## PASSAGE:
>> start

The independent resource on global security

8. Nuclear disarmament, arms control, non-proliferation and security

Contents

I. Introduction

II. Nuclear arms control involving China, Russia and the United States

III. Multilateral nuclear arms control, disarmament and non-proliferation processes

IV. Regional disarmament and non-proliferation dynamics

V. Nuclear safety and security during armed conflict

VI. Conclusions

Nuclear disarmament, arms control and non-proliferation are replete with challenges. By the end of 2024 nuclear dis-armament appeared more elusive than at any point since the end of the cold war, especially since strategic dialogue between Russia and the United States has effectively ceased. There were more positive develop-ments in the engagement between China and the USA, but dialogue on nuclear weapon-related issues was undermined by tensions over the USA’s support for Taiwan as well as its economic sanctions against China. The looming expiry of the 2010 Russia–USA Treaty on Measures for the Further Reduction and Limitation of Strategic Offensive Arms (New START) in 2026, combined with arguments in the USA for strengthening deterrence to counter China’s expanding nuclear arsenal, raise the prospect of an unregulated nuclear arms build-up in the future. The growing nuclear risks and ten-sions between great powers also continued to cast a shadow over key multi-lateral nuclear arms control, disarmament and non-proliferation frame-works in 2024.

 

The NPT review cycle

The abbreviated review cycle of the 1968 Treaty on the Non-Proliferation of Nuclear Weapons (NPT) continued with the second preparatory committee meeting held in Geneva in advance of the 2026 NPT Review Conference. Dissatisfaction with the pace of nuclear disarmament, concerns over the increased salience of nuclear weapons in international politics, and disagreements over a slew of other issues demonstrated that reaching consensus in this review cycle will remain difficult.

>> end

## ROWS:
>> start

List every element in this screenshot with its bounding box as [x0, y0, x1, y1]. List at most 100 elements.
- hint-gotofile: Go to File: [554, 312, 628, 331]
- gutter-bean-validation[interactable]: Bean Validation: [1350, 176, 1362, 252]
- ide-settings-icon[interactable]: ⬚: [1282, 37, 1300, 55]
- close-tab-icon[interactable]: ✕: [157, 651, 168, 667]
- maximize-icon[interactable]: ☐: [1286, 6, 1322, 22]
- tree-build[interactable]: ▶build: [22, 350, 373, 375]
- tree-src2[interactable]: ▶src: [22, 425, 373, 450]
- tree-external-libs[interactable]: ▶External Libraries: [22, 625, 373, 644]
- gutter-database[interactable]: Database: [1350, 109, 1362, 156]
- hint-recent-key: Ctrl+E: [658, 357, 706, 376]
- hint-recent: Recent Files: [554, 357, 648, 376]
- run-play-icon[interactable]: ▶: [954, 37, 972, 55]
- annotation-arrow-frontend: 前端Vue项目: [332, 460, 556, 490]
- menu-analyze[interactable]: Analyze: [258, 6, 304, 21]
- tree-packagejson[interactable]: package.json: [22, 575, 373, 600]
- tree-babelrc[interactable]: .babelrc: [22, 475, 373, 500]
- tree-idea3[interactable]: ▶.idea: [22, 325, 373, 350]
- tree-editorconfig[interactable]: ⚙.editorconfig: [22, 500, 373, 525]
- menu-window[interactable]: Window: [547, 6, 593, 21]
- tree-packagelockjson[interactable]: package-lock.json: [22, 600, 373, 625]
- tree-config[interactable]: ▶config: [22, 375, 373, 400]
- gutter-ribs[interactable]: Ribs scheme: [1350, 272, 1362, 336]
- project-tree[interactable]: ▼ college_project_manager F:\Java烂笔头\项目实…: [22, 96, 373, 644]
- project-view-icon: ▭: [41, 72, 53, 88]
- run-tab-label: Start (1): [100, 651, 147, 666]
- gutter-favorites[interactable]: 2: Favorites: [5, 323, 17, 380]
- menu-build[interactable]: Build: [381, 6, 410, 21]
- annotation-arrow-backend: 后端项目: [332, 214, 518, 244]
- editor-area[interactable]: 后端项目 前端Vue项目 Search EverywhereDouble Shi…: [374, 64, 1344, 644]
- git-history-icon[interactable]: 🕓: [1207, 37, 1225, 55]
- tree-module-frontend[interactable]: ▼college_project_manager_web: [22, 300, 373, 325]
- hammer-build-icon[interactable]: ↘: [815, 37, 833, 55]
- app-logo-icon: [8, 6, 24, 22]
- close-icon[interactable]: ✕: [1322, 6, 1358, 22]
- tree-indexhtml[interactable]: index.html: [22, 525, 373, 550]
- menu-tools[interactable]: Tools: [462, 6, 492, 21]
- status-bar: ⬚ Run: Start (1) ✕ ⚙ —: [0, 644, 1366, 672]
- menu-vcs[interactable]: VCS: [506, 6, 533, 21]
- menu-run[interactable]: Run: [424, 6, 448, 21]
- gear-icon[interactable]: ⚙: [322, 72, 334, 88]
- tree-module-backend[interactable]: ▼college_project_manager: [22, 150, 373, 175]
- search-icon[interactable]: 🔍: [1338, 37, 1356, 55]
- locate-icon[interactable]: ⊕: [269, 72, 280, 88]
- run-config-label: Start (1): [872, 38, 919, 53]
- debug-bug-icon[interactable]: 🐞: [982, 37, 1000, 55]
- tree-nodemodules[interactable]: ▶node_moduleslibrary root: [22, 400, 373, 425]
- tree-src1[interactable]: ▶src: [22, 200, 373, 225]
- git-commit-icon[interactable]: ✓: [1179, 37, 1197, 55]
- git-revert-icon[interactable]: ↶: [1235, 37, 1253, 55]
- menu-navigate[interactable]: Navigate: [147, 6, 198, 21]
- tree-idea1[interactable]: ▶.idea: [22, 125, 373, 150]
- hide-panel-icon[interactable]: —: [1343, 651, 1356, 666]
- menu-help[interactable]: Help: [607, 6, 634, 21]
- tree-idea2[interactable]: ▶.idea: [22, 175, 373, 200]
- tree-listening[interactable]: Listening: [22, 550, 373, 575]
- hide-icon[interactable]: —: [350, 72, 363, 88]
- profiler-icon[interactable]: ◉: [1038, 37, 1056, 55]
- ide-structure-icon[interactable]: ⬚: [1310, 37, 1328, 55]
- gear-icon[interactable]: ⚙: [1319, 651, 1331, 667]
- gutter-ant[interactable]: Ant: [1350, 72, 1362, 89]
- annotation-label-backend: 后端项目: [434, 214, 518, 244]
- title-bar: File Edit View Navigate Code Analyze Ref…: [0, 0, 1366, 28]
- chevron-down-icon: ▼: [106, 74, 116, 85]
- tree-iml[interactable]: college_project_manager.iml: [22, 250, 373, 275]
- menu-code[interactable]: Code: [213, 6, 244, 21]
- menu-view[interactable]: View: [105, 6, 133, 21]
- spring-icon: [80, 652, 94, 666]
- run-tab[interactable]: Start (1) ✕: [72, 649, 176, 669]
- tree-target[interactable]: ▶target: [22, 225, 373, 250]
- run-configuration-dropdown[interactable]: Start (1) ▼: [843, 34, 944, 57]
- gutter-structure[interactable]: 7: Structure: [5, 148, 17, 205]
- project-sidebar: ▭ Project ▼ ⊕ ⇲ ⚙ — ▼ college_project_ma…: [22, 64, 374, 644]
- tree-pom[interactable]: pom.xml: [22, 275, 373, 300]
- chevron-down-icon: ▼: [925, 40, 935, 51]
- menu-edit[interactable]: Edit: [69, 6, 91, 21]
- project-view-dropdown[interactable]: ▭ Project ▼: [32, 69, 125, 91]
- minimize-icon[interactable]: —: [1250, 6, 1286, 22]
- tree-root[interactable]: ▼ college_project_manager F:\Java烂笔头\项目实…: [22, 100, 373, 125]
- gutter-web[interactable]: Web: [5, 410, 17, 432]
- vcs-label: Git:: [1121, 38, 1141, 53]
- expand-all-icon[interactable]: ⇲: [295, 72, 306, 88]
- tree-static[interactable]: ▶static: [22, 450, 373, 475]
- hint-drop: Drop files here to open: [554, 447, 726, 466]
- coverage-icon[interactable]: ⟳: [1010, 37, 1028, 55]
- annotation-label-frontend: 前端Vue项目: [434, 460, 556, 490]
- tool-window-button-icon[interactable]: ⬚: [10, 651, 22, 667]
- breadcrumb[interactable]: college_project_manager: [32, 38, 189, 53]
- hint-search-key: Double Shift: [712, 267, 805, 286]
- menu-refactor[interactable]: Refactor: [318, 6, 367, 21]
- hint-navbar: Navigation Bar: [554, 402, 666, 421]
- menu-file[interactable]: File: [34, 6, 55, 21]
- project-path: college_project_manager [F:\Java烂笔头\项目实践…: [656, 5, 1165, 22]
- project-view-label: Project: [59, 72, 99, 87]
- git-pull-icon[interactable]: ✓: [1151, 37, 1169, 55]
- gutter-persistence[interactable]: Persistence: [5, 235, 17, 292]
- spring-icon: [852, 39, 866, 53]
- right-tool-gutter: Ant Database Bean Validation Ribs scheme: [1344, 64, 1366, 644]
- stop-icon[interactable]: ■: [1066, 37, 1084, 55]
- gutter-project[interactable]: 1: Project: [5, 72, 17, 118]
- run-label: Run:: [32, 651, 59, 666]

>> end

## REQUESTS:
• 1. In the nuclear arms control text, in which city was the second preparatory committee meeting held?
• 2. List every numbered section title that appears under the "Contents" heading of the nuclear arms control text.
• 3. From the nuclear arms control text, reproduce the part that opens with the words containing "The abbreviated review" and closes with "will remain difficult.".

## ANSWERS PER TASK:
• 1. Geneva

• 2.
I. Introduction
II. Nuclear arms control involving China, Russia and the United States
III. Multilateral nuclear arms control, disarmament and non-proliferation processes
IV. Regional disarmament and non-proliferation dynamics
V. Nuclear safety and security during armed conflict
VI. Conclusions

• 3.
The abbreviated review cycle of the 1968 Treaty on the Non-Proliferation of Nuclear Weapons (NPT) continued with the second preparatory committee meeting held in Geneva in advance of the 2026 NPT Review Conference. Dissatisfaction with the pace of nuclear disarmament, concerns over the increased salience of nuclear weapons in international politics, and disagreements over a slew of other issues demonstrated that reaching consensus in this review cycle will remain difficult.